Actions requises:
**a)** Dans les lignes de données, recopiez à l'identique le passage qui va de la ligne contenant "minimize-button[interactable] xyxy=(1528,9,1573,38)" jusqu'à la ligne contenant "maximize-button[interactable] xyxy=(1573,9,1618,38)", ces deux lignes comprises.
**b)** Rédigez la suite du texte sur la décarbonation du transport maritime à partir de sa dernière phrase.

Extrait fourni:
--- --- ---

Transition écologique : où en est la décarbonation du transport maritime ?
Publié le 31/10/2024 à 07:00

Alors que l’horizon 2030 se profile, avec ses objectifs environnementaux statués lors de l’accord de Paris, le transport maritime de marchandises n’est pas en reste. Étant un secteur fortement émetteur de gaz à effet de serre, de nombreuses stratégies de régulations environnementales ont, au fil des années, vu le jour, à une échelle tant européenne que mondiale. Mais pour les observateurs, il faut aller encore plus loin et plus vite dans la décarbonation du secteur.

« La décarbonation du transport maritime face au commerce international : des enjeux irréconciliables ? » Telle est la question à laquelle juristes et économistes ont tenté de répondre au cours d’une rencontre organisée par l’institut d’administration des entreprises (IAE) de Nantes, mi-octobre. Les stratégies actuelles et futures, en vue de la décarbonation du secteur du transport maritime, était au centre des réflexions.

--- --- ---

Données présentées:
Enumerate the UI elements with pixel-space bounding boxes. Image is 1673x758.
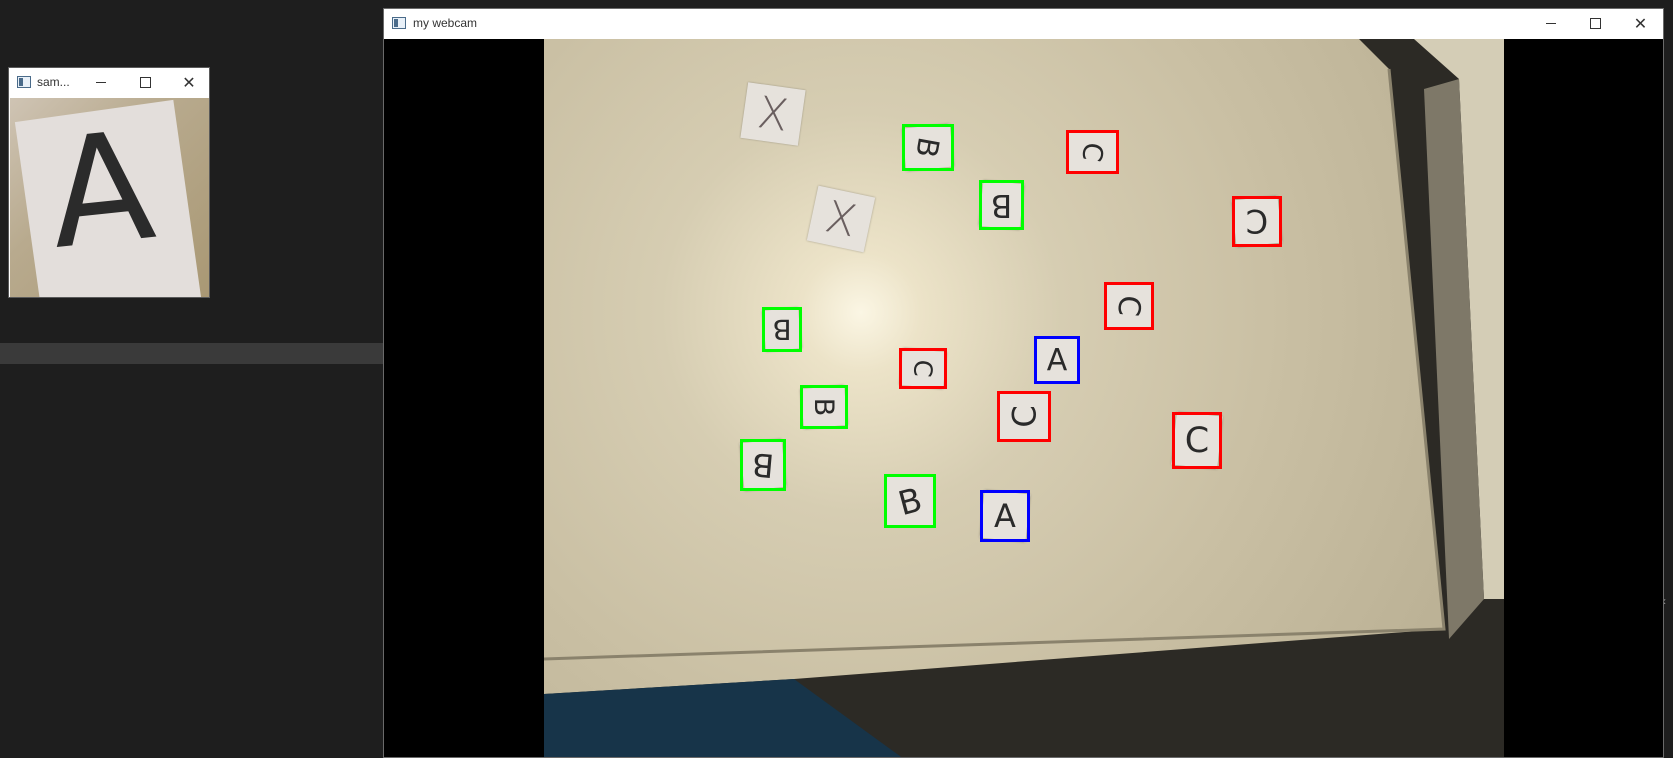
minimize-button[interactable] xyxy=(1528,9,1573,38)
detection-box-a xyxy=(1034,336,1080,384)
detection-box-b xyxy=(979,180,1024,230)
detection-box-b xyxy=(902,124,954,171)
detection-box-c xyxy=(1172,412,1222,469)
minimize-button[interactable] xyxy=(79,68,123,97)
maximize-button[interactable] xyxy=(1573,9,1618,38)
detection-box-c xyxy=(1232,196,1282,247)
sample-titlebar[interactable]: sam... ✕ xyxy=(9,68,209,97)
detection-box-c xyxy=(1104,282,1154,330)
detection-box-c xyxy=(997,391,1051,442)
close-button[interactable]: ✕ xyxy=(1618,9,1663,38)
webcam-window[interactable]: my webcam ✕ BCBCCABACBCCBBAXX xyxy=(383,8,1664,758)
webcam-window-title: my webcam xyxy=(413,16,478,30)
webcam-frame: BCBCCABACBCCBBAXX xyxy=(544,39,1504,757)
detection-box-b xyxy=(740,439,786,491)
detection-box-c xyxy=(899,348,947,389)
webcam-feed: BCBCCABACBCCBBAXX xyxy=(384,39,1663,757)
detection-box-b xyxy=(800,385,848,429)
detection-box-b xyxy=(884,474,936,528)
background-highlight-band xyxy=(0,343,383,364)
sample-window[interactable]: sam... ✕ A xyxy=(8,67,210,298)
detection-box-c xyxy=(1066,130,1119,174)
sample-window-title: sam... xyxy=(37,75,70,89)
sample-letter: A xyxy=(41,99,162,283)
close-button[interactable]: ✕ xyxy=(167,68,211,97)
webcam-titlebar[interactable]: my webcam ✕ xyxy=(384,9,1663,38)
detection-box-b xyxy=(762,307,802,352)
detection-box-a xyxy=(980,490,1030,542)
window-app-icon xyxy=(392,17,406,29)
window-app-icon xyxy=(17,76,31,88)
sample-preview-image: A xyxy=(10,98,209,297)
unlabeled-card-letter: X xyxy=(820,190,862,248)
maximize-button[interactable] xyxy=(123,68,167,97)
unlabeled-card-letter: X xyxy=(754,86,792,142)
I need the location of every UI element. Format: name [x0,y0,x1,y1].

--- --- ---

Problèmes résolus:
**a)**
minimize-button[interactable] xyxy=(1528,9,1573,38)
detection-box-a xyxy=(1034,336,1080,384)
detection-box-b xyxy=(979,180,1024,230)
detection-box-b xyxy=(902,124,954,171)
detection-box-c xyxy=(1172,412,1222,469)
minimize-button[interactable] xyxy=(79,68,123,97)
maximize-button[interactable] xyxy=(1573,9,1618,38)

**b)**
La voie maritime est l’un des piliers du commerce international, puisqu’elle assume près de 80% du fret de marchandises dans le monde, selon la Conférence des Nations unies sur le commerce et le développement (CNUCED). De plus, au fil des décennies, les échanges par bateau se sont intensifiés, accompagnant la demande croissante due au processus de mondialisation. Leur volume a été multiplié par 4 depuis les années 1970, atteignant près de 12 milliards de tonnes transportées chaque année.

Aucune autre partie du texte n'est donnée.